• _Exercise prompt_:
Give every line of the data again, unchanged, but with no pictures.

• _Raw data_:
╔══

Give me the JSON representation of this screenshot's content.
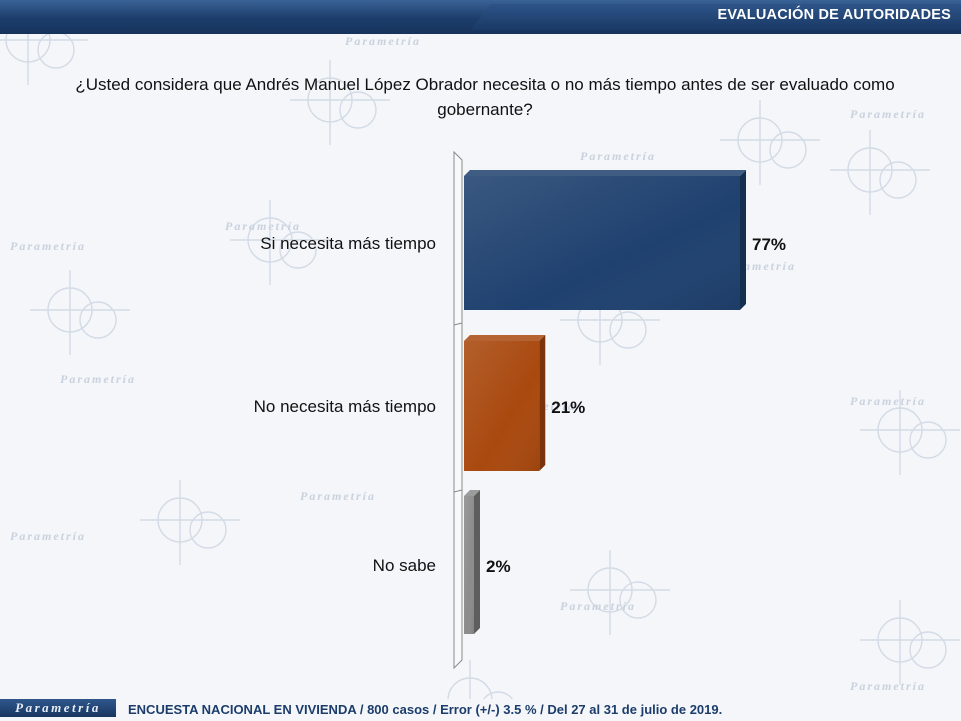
{
  "header": {
    "title": "EVALUACIÓN DE AUTORIDADES"
  },
  "watermark": {
    "brand": "Parametría"
  },
  "chart_data": {
    "type": "bar",
    "orientation": "horizontal",
    "title": "¿Usted considera que Andrés Manuel López Obrador necesita o no más tiempo antes de ser evaluado como gobernante?",
    "categories": [
      "Si necesita más tiempo",
      "No necesita más tiempo",
      "No sabe"
    ],
    "values": [
      77,
      21,
      2
    ],
    "value_labels": [
      "77%",
      "21%",
      "2%"
    ],
    "unit": "%",
    "xlim": [
      0,
      77
    ],
    "grid": false,
    "legend": "none",
    "colors": [
      "#1f416f",
      "#a9490f",
      "#8c8c8c"
    ],
    "colors_side": [
      "#15304f",
      "#7a330a",
      "#5e5e5e"
    ]
  },
  "footer": {
    "brand": "Parametría",
    "note": "ENCUESTA NACIONAL EN VIVIENDA / 800 casos / Error (+/-) 3.5 % / Del 27 al 31 de julio de 2019."
  }
}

╚══

• _Answer to this problem_:
Give me the JSON representation of this screenshot's content.
{
  "header": {
    "title": "EVALUACIÓN DE AUTORIDADES"
  },
  "watermark": {
    "brand": "Parametría"
  },
  "chart_data": {
    "type": "bar",
    "orientation": "horizontal",
    "title": "¿Usted considera que Andrés Manuel López Obrador necesita o no más tiempo antes de ser evaluado como gobernante?",
    "categories": [
      "Si necesita más tiempo",
      "No necesita más tiempo",
      "No sabe"
    ],
    "values": [
      77,
      21,
      2
    ],
    "value_labels": [
      "77%",
      "21%",
      "2%"
    ],
    "unit": "%",
    "xlim": [
      0,
      77
    ],
    "grid": false,
    "legend": "none",
    "colors": [
      "#1f416f",
      "#a9490f",
      "#8c8c8c"
    ],
    "colors_side": [
      "#15304f",
      "#7a330a",
      "#5e5e5e"
    ]
  },
  "footer": {
    "brand": "Parametría",
    "note": "ENCUESTA NACIONAL EN VIVIENDA / 800 casos / Error (+/-) 3.5 % / Del 27 al 31 de julio de 2019."
  }
}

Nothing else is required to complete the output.